┌─ DATA SHOWN

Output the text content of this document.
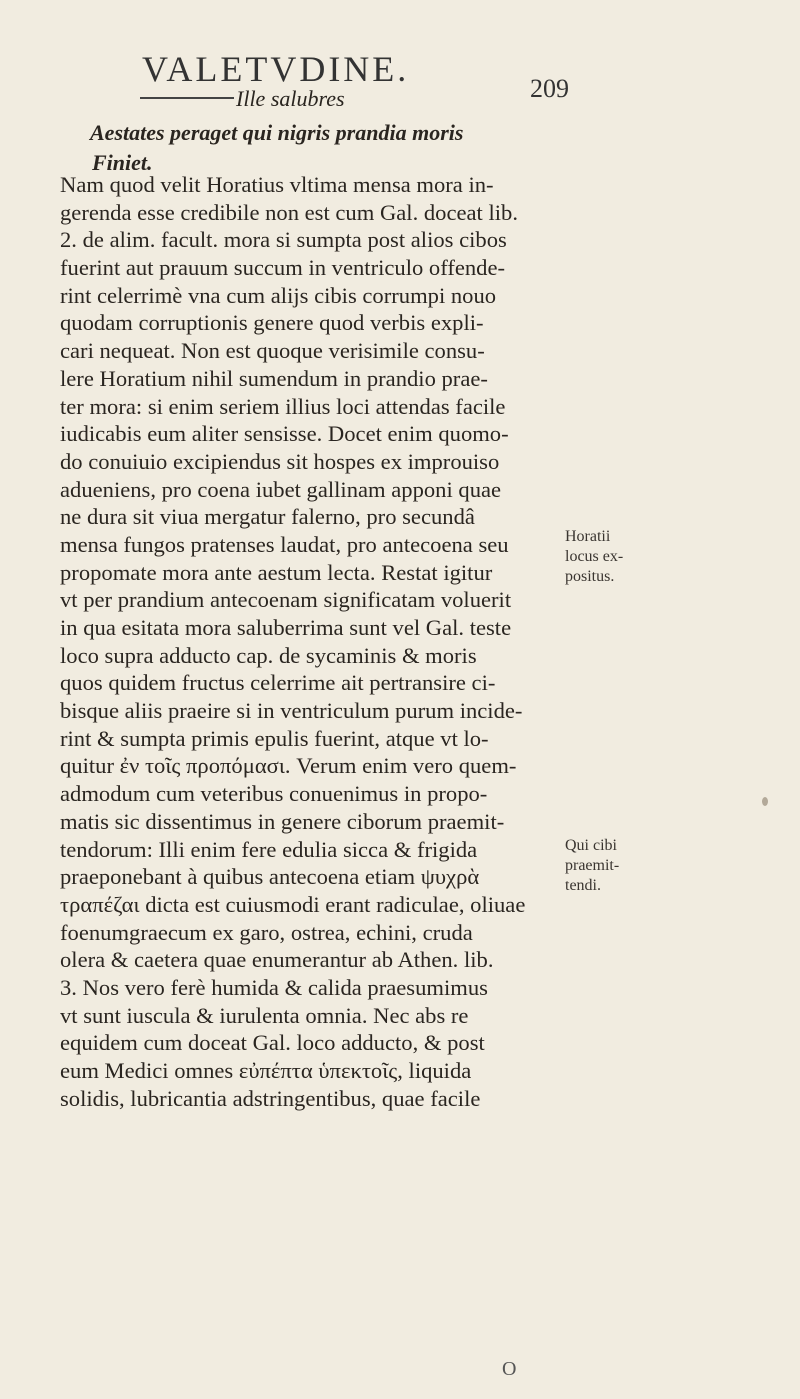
VALETVDINE.	209
Ille salubres
Aestates peraget qui nigris prandia moris
Finiet.
Nam quod velit Horatius vltima mensa mora in-
gerenda esse credibile non est cum Gal. doceat lib.
2. de alim. facult. mora si sumpta post alios cibos
fuerint aut prauum succum in ventriculo offende-
rint celerrimè vna cum alijs cibis corrumpi nouo
quodam corruptionis genere quod verbis expli-
cari nequeat. Non est quoque verisimile consu-
lere Horatium nihil sumendum in prandio prae-
ter mora: si enim seriem illius loci attendas facile
iudicabis eum aliter sensisse. Docet enim quomo-
do conuiuio excipiendus sit hospes ex improuiso
adueniens, pro coena iubet gallinam apponi quae
ne dura sit viua mergatur falerno, pro secundâ
mensa fungos pratenses laudat, pro antecoena seu
propomate mora ante aestum lecta. Restat igitur
vt per prandium antecoenam significatam voluerit
in qua esitata mora saluberrima sunt vel Gal. teste
loco supra adducto cap. de sycaminis & moris
quos quidem fructus celerrime ait pertransire ci-
bisque aliis praeire si in ventriculum purum incide-
rint & sumpta primis epulis fuerint, atque vt lo-
quitur ἐν τοῖς προπόμασι. Verum enim vero quem-
admodum cum veteribus conuenimus in propo-
matis sic dissentimus in genere ciborum praemit-
tendorum: Illi enim fere edulia sicca & frigida
praeponebant à quibus antecoena etiam ψυχρὰ
τραπέζαι dicta est cuiusmodi erant radiculae, oliuae
foenumgraecum ex garo, ostrea, echini, cruda
olera & caetera quae enumerantur ab Athen. lib.
3. Nos vero ferè humida & calida praesumimus
vt sunt iuscula & iurulenta omnia. Nec abs re
equidem cum doceat Gal. loco adducto, & post
eum Medici omnes εὐπέπτα ὑπεκτοῖς, liquida
solidis, lubricantia adstringentibus, quae facile
Horatii
locus ex-
positus.
Qui cibi
praemit-
tendi.
O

└─

### EXERCISE DESCRIPTION
An exact transcription of all the entries is required, without the pictures.

### RESULT FOR THIS EXERCISE
Output the text content of this document.
VALETVDINE.	209
Ille salubres
Aestates peraget qui nigris prandia moris
Finiet.
Nam quod velit Horatius vltima mensa mora in-
gerenda esse credibile non est cum Gal. doceat lib.
2. de alim. facult. mora si sumpta post alios cibos
fuerint aut prauum succum in ventriculo offende-
rint celerrimè vna cum alijs cibis corrumpi nouo
quodam corruptionis genere quod verbis expli-
cari nequeat. Non est quoque verisimile consu-
lere Horatium nihil sumendum in prandio prae-
ter mora: si enim seriem illius loci attendas facile
iudicabis eum aliter sensisse. Docet enim quomo-
do conuiuio excipiendus sit hospes ex improuiso
adueniens, pro coena iubet gallinam apponi quae
ne dura sit viua mergatur falerno, pro secundâ
mensa fungos pratenses laudat, pro antecoena seu
propomate mora ante aestum lecta. Restat igitur
vt per prandium antecoenam significatam voluerit
in qua esitata mora saluberrima sunt vel Gal. teste
loco supra adducto cap. de sycaminis & moris
quos quidem fructus celerrime ait pertransire ci-
bisque aliis praeire si in ventriculum purum incide-
rint & sumpta primis epulis fuerint, atque vt lo-
quitur ἐν τοῖς προπόμασι. Verum enim vero quem-
admodum cum veteribus conuenimus in propo-
matis sic dissentimus in genere ciborum praemit-
tendorum: Illi enim fere edulia sicca & frigida
praeponebant à quibus antecoena etiam ψυχρὰ
τραπέζαι dicta est cuiusmodi erant radiculae, oliuae
foenumgraecum ex garo, ostrea, echini, cruda
olera & caetera quae enumerantur ab Athen. lib.
3. Nos vero ferè humida & calida praesumimus
vt sunt iuscula & iurulenta omnia. Nec abs re
equidem cum doceat Gal. loco adducto, & post
eum Medici omnes εὐπέπτα ὑπεκτοῖς, liquida
solidis, lubricantia adstringentibus, quae facile
Horatii
locus ex-
positus.
Qui cibi
praemit-
tendi.
O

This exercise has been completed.